Provided data –
— begin —
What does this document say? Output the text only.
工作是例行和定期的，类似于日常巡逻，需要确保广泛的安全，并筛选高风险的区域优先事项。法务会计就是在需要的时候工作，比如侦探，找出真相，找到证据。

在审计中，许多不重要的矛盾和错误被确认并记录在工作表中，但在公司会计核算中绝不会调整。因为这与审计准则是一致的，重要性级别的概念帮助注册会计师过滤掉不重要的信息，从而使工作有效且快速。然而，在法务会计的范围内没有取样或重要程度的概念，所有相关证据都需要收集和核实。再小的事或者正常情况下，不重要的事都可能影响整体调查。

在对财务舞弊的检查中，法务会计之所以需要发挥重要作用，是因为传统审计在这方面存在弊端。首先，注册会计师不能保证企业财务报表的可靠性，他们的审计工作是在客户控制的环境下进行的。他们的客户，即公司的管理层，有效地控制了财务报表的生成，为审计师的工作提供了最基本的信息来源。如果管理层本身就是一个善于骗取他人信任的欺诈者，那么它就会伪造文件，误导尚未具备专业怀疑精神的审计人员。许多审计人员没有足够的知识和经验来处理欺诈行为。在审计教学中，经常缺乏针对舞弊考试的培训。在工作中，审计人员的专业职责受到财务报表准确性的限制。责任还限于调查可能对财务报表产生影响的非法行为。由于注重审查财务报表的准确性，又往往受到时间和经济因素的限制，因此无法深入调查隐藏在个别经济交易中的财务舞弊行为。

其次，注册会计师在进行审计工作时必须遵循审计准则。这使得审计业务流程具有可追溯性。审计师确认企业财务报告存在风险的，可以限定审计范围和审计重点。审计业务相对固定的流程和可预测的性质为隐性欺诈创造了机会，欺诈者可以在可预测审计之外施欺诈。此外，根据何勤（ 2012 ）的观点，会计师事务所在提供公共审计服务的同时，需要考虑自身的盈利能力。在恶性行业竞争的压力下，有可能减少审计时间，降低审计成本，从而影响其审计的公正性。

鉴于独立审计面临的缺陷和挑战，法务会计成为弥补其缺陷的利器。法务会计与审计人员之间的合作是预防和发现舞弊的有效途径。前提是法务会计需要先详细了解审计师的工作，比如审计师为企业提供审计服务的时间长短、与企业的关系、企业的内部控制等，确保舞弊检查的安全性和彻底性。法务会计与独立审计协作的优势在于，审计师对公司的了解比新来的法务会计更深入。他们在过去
— end —
Written problem –
Restate the whole listing exactly, leaving out nothing.

Exercise output –
What does this document say? Output the text only.
工作是例行和定期的，类似于日常巡逻，需要确保广泛的安全，并筛选高风险的区域优先事项。法务会计就是在需要的时候工作，比如侦探，找出真相，找到证据。

在审计中，许多不重要的矛盾和错误被确认并记录在工作表中，但在公司会计核算中绝不会调整。因为这与审计准则是一致的，重要性级别的概念帮助注册会计师过滤掉不重要的信息，从而使工作有效且快速。然而，在法务会计的范围内没有取样或重要程度的概念，所有相关证据都需要收集和核实。再小的事或者正常情况下，不重要的事都可能影响整体调查。

在对财务舞弊的检查中，法务会计之所以需要发挥重要作用，是因为传统审计在这方面存在弊端。首先，注册会计师不能保证企业财务报表的可靠性，他们的审计工作是在客户控制的环境下进行的。他们的客户，即公司的管理层，有效地控制了财务报表的生成，为审计师的工作提供了最基本的信息来源。如果管理层本身就是一个善于骗取他人信任的欺诈者，那么它就会伪造文件，误导尚未具备专业怀疑精神的审计人员。许多审计人员没有足够的知识和经验来处理欺诈行为。在审计教学中，经常缺乏针对舞弊考试的培训。在工作中，审计人员的专业职责受到财务报表准确性的限制。责任还限于调查可能对财务报表产生影响的非法行为。由于注重审查财务报表的准确性，又往往受到时间和经济因素的限制，因此无法深入调查隐藏在个别经济交易中的财务舞弊行为。

其次，注册会计师在进行审计工作时必须遵循审计准则。这使得审计业务流程具有可追溯性。审计师确认企业财务报告存在风险的，可以限定审计范围和审计重点。审计业务相对固定的流程和可预测的性质为隐性欺诈创造了机会，欺诈者可以在可预测审计之外施欺诈。此外，根据何勤（ 2012 ）的观点，会计师事务所在提供公共审计服务的同时，需要考虑自身的盈利能力。在恶性行业竞争的压力下，有可能减少审计时间，降低审计成本，从而影响其审计的公正性。

鉴于独立审计面临的缺陷和挑战，法务会计成为弥补其缺陷的利器。法务会计与审计人员之间的合作是预防和发现舞弊的有效途径。前提是法务会计需要先详细了解审计师的工作，比如审计师为企业提供审计服务的时间长短、与企业的关系、企业的内部控制等，确保舞弊检查的安全性和彻底性。法务会计与独立审计协作的优势在于，审计师对公司的了解比新来的法务会计更深入。他们在过去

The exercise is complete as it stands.